**WHAT TO PRODUCE:**
Scan the entries and tally the lines that include the string "Ctrl". Reply with the figure alone.

**DATA FOR THIS EXERCISE:**
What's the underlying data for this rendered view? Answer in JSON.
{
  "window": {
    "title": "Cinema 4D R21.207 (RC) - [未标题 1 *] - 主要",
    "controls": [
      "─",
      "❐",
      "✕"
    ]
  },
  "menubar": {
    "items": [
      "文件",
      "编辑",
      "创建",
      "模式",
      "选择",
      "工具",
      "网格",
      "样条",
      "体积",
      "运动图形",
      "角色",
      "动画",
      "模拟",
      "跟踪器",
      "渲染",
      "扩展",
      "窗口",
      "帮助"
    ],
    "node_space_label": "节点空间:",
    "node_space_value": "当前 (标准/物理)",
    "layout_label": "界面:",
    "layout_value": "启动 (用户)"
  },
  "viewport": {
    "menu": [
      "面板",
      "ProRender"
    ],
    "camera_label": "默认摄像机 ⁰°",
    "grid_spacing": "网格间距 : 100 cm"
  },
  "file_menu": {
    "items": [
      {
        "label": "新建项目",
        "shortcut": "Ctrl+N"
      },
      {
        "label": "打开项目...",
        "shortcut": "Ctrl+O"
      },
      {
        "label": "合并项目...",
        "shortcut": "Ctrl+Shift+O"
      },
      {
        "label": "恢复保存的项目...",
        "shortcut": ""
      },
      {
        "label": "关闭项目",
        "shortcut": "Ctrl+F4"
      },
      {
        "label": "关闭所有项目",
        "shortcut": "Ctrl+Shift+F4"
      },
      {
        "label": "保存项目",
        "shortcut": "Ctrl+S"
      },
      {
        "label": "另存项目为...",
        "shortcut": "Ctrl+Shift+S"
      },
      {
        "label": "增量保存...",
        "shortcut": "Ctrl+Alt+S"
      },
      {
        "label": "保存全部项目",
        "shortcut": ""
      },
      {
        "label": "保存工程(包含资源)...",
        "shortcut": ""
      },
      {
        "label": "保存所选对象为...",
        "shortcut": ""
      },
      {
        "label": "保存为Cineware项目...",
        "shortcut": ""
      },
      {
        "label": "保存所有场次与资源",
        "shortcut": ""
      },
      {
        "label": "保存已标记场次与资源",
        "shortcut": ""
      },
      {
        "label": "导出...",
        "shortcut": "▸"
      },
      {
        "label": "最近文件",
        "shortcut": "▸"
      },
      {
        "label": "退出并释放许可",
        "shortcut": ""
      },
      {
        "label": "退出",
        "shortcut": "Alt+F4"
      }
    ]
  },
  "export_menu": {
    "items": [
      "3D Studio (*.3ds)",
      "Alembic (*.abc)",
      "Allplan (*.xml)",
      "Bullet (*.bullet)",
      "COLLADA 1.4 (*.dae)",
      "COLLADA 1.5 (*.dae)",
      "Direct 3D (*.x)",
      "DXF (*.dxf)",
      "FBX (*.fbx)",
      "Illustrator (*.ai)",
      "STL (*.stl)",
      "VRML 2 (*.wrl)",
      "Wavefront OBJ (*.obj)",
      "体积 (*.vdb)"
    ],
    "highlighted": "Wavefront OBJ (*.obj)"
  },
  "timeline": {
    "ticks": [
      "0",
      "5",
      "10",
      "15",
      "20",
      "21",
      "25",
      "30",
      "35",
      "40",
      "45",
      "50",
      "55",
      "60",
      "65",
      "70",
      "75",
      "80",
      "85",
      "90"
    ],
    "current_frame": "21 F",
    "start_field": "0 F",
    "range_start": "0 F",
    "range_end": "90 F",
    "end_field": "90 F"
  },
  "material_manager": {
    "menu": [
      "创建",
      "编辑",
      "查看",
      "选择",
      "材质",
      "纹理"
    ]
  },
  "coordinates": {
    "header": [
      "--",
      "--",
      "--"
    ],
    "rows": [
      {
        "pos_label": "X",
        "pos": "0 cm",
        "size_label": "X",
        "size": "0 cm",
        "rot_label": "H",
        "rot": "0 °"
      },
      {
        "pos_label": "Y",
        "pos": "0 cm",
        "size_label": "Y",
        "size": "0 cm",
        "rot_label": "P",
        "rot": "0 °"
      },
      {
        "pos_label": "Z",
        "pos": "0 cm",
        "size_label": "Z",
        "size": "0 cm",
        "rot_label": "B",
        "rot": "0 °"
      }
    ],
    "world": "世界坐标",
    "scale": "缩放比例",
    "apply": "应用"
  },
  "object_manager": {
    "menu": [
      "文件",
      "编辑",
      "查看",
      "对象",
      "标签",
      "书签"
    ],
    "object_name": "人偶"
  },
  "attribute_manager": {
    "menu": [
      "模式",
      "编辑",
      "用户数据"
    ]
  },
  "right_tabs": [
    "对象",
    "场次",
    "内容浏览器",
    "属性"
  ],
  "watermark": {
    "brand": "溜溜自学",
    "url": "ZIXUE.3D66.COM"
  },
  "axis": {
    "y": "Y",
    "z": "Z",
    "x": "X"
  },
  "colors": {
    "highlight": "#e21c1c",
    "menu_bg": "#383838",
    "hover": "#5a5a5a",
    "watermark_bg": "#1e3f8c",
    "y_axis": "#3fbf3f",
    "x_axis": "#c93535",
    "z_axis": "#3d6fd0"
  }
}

**FULL OUTPUT:**
8